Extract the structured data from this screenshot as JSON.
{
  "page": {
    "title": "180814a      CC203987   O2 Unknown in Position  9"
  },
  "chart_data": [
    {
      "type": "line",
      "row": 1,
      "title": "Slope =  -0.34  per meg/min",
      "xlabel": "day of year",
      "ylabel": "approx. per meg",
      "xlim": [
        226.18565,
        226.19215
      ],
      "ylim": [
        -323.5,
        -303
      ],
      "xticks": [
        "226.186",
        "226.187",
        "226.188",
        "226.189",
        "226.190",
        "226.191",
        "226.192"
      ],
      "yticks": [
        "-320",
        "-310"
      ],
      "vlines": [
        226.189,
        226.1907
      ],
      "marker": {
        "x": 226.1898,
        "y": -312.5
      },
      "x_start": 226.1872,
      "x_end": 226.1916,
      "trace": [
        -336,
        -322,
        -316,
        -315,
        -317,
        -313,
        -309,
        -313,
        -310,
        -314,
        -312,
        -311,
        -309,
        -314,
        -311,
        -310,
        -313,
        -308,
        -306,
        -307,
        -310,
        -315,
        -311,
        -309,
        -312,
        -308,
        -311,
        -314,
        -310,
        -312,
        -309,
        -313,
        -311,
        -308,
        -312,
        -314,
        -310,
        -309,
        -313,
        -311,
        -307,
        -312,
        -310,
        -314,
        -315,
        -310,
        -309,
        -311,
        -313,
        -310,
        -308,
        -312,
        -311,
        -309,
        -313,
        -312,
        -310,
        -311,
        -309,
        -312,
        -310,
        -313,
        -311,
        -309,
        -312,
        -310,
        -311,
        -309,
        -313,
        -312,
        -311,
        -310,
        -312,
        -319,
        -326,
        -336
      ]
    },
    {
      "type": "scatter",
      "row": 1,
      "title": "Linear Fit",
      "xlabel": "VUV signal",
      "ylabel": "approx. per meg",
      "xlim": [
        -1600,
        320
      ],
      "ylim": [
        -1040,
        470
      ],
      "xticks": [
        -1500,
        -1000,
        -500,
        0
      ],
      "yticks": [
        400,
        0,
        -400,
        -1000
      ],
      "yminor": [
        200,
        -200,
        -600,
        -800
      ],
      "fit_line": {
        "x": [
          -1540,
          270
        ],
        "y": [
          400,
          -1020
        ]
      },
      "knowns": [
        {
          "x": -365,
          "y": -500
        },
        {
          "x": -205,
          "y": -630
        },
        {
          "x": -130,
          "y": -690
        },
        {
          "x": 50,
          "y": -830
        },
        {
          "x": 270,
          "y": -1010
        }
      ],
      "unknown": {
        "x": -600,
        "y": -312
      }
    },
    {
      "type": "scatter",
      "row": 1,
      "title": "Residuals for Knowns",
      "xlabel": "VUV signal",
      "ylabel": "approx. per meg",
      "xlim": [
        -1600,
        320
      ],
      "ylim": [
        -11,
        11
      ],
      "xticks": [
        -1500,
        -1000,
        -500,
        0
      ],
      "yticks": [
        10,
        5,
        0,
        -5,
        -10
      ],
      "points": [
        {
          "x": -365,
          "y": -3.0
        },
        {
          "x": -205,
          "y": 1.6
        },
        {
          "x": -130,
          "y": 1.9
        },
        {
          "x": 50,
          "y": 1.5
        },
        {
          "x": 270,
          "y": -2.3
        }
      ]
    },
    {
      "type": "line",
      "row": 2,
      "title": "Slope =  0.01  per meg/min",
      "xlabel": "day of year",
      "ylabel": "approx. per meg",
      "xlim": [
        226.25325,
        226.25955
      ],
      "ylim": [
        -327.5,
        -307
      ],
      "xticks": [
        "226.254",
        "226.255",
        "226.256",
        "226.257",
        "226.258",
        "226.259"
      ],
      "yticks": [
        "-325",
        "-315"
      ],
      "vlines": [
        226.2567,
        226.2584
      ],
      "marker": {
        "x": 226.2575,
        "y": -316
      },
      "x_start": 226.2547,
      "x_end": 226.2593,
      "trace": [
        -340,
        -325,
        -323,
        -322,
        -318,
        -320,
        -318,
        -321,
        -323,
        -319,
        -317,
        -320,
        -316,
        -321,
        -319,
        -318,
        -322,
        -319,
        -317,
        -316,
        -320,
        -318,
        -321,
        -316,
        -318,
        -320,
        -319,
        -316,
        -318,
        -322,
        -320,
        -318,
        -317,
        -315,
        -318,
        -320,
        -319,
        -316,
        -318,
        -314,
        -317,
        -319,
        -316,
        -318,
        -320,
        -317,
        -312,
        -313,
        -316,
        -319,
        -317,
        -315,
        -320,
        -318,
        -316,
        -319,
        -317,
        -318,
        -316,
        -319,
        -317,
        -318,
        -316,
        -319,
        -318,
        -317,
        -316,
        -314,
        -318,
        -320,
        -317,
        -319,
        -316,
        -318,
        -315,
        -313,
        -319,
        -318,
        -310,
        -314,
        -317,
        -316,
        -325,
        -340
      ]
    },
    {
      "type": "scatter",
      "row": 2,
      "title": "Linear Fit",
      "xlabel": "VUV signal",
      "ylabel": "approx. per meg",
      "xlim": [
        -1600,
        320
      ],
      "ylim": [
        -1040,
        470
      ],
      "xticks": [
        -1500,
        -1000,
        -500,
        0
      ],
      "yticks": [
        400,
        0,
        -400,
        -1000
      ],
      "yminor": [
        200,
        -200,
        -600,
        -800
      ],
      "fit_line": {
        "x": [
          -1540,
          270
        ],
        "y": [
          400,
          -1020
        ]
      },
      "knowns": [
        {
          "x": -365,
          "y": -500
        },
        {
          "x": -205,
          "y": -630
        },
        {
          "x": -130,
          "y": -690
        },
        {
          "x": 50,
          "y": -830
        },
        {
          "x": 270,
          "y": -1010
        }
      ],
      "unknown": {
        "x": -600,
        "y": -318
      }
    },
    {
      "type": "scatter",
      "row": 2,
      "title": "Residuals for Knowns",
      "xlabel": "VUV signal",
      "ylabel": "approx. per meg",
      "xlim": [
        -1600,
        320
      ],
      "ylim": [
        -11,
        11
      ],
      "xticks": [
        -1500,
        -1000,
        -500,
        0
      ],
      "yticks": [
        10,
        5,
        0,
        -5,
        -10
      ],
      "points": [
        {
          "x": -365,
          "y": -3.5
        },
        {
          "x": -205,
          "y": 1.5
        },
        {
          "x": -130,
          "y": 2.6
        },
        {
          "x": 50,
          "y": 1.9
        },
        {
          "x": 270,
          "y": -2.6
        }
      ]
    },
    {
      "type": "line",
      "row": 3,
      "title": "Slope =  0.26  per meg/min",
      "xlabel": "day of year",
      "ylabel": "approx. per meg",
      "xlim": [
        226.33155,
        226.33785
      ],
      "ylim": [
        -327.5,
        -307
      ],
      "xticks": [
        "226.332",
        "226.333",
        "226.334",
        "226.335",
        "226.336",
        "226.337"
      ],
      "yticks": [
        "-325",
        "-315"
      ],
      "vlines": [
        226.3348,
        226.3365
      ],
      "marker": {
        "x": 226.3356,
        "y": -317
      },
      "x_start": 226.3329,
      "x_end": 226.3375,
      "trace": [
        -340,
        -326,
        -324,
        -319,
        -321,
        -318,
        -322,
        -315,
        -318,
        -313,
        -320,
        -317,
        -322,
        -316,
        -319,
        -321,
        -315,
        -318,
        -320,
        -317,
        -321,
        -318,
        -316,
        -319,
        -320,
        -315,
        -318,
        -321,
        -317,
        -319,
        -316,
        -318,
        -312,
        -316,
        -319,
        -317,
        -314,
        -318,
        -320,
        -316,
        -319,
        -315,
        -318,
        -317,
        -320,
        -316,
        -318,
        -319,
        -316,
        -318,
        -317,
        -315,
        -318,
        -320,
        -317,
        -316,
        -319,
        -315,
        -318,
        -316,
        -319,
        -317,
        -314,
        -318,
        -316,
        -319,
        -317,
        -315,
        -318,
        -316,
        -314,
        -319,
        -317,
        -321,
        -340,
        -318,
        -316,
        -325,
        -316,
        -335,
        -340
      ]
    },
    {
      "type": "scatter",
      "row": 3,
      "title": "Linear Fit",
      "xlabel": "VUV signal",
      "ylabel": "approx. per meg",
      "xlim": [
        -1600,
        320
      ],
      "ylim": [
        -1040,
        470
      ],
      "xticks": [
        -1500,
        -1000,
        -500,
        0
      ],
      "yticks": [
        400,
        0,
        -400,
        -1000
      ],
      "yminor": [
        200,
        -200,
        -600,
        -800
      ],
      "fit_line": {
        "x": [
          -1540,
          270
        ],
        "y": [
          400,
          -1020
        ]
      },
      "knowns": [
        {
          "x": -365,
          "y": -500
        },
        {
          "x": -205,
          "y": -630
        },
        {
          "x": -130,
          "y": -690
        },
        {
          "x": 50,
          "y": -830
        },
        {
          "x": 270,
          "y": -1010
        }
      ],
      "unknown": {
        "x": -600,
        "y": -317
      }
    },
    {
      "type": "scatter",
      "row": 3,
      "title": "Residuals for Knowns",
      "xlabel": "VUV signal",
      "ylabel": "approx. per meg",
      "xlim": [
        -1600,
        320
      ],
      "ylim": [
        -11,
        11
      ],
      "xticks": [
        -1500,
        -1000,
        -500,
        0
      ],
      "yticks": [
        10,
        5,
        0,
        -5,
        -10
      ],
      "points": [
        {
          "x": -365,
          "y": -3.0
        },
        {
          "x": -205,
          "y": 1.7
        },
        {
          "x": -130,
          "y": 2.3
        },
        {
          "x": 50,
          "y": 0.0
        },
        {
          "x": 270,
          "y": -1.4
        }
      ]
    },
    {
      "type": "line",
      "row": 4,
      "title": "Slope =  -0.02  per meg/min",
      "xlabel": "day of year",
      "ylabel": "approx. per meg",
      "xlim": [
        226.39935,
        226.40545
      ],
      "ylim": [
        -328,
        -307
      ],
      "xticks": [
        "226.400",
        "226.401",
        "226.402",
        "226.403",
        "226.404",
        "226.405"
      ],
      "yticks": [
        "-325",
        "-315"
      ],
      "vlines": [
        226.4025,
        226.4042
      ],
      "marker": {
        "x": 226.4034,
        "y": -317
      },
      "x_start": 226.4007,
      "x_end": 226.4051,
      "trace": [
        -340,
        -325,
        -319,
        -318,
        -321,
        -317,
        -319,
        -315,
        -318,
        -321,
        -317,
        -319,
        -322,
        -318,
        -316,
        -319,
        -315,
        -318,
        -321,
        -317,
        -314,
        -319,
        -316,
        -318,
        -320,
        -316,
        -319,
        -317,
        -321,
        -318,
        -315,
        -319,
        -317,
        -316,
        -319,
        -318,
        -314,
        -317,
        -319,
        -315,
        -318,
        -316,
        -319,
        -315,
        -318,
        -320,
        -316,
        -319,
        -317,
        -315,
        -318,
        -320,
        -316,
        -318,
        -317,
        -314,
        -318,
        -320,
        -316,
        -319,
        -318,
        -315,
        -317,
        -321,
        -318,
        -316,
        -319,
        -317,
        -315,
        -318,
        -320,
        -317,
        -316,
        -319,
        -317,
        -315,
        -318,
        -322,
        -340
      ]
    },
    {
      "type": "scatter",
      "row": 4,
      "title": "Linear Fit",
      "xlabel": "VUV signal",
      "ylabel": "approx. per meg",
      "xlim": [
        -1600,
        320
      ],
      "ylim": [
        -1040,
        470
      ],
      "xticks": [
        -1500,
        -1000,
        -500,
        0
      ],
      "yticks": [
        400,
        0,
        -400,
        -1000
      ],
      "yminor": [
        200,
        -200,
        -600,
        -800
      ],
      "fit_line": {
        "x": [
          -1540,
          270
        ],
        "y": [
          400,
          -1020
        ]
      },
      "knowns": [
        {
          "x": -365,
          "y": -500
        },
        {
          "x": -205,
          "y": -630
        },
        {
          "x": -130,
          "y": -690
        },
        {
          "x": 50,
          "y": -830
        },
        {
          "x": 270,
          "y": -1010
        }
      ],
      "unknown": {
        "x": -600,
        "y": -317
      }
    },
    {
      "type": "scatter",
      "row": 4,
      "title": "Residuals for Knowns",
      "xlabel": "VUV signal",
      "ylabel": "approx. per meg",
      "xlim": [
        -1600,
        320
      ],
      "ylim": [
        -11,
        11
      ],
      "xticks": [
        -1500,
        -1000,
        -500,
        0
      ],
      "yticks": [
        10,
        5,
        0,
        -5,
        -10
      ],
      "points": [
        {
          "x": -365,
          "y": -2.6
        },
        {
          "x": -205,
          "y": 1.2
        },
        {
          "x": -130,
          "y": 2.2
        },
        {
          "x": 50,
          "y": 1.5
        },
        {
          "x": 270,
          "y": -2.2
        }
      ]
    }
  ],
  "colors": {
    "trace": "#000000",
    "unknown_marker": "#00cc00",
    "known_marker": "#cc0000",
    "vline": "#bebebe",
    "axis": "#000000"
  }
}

◆ ◆ ◆ ◆

THE REQUEST -> Go over the records above and tally each line that includes "Slope". Give the total by itself.

WRITTEN SOLUTION -> 4